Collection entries
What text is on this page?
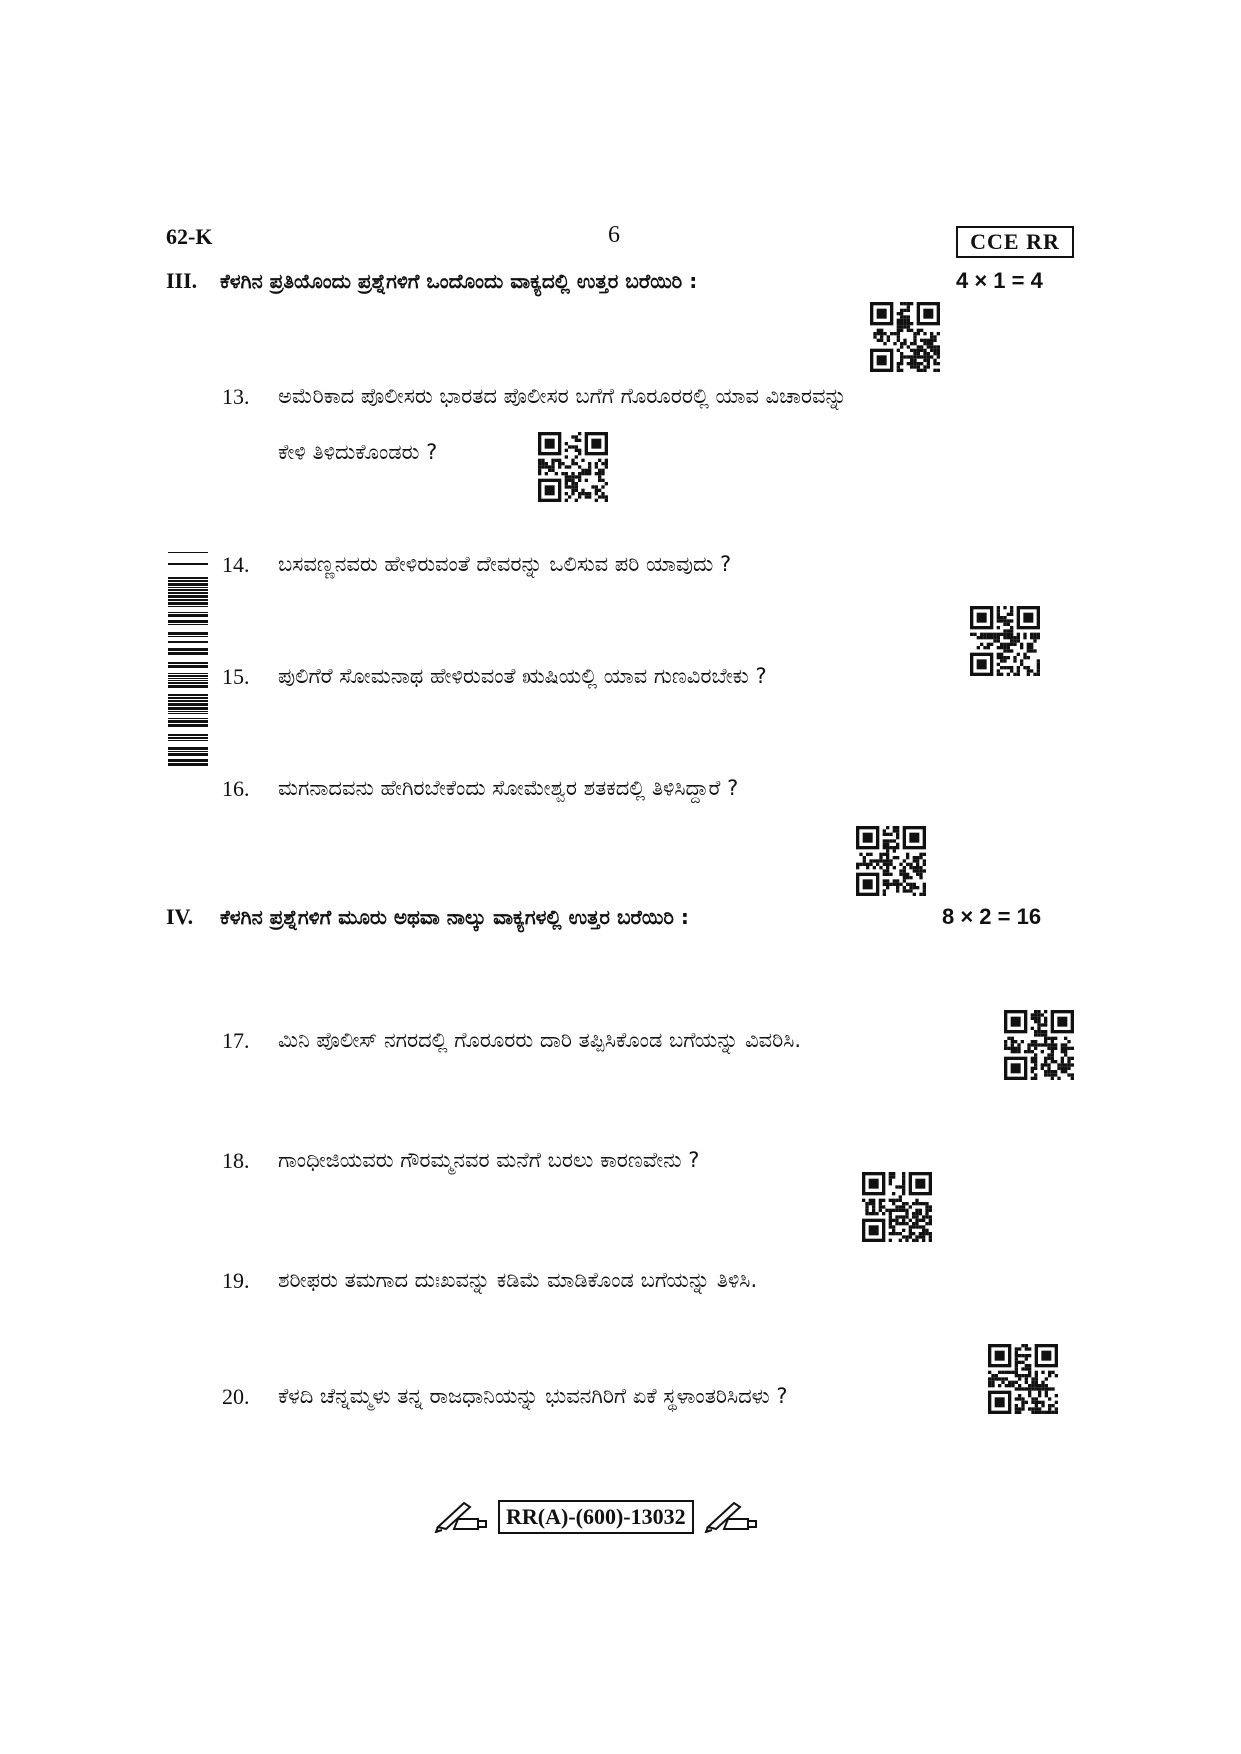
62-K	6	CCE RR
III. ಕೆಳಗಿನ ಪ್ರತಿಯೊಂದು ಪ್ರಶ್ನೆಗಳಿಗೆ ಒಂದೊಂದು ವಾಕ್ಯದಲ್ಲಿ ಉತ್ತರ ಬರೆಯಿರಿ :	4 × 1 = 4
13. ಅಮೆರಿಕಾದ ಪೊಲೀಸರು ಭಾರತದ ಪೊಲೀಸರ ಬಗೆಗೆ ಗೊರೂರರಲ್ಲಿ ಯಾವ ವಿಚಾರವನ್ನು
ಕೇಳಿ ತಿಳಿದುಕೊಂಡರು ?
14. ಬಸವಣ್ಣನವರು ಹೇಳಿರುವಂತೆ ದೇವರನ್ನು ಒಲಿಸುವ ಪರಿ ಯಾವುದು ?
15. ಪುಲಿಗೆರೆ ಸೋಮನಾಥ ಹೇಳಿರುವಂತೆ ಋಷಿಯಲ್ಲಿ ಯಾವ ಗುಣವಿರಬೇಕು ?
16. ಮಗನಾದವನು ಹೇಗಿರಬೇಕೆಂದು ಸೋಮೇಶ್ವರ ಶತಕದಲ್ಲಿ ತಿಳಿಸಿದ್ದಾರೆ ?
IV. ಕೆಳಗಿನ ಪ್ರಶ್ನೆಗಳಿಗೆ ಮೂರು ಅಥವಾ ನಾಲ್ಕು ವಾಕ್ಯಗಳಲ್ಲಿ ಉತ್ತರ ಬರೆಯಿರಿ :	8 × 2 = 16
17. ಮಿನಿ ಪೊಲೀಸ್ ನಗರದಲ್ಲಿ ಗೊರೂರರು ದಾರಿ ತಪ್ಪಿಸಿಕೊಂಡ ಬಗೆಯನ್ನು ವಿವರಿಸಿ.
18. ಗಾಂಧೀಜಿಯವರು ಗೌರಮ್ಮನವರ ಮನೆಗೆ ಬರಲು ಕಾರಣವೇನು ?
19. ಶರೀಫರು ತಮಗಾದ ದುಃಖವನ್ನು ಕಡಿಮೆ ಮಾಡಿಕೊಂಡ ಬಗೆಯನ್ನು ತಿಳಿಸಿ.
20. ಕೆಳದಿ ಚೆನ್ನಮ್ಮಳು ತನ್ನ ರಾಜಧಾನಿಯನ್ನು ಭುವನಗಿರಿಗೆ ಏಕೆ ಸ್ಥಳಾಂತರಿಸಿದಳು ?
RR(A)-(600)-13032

...

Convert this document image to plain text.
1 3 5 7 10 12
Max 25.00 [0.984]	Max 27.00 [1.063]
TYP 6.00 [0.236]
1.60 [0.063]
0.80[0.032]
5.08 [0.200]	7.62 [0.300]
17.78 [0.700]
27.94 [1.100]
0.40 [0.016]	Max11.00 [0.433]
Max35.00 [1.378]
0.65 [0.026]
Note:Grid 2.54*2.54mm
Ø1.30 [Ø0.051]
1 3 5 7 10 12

PROBLEM REQUIREMENTS
Extract all lines that hold the word "this".

REPLY TO THE EXERCISE
What text is on this page?
Convert this document image to plain text.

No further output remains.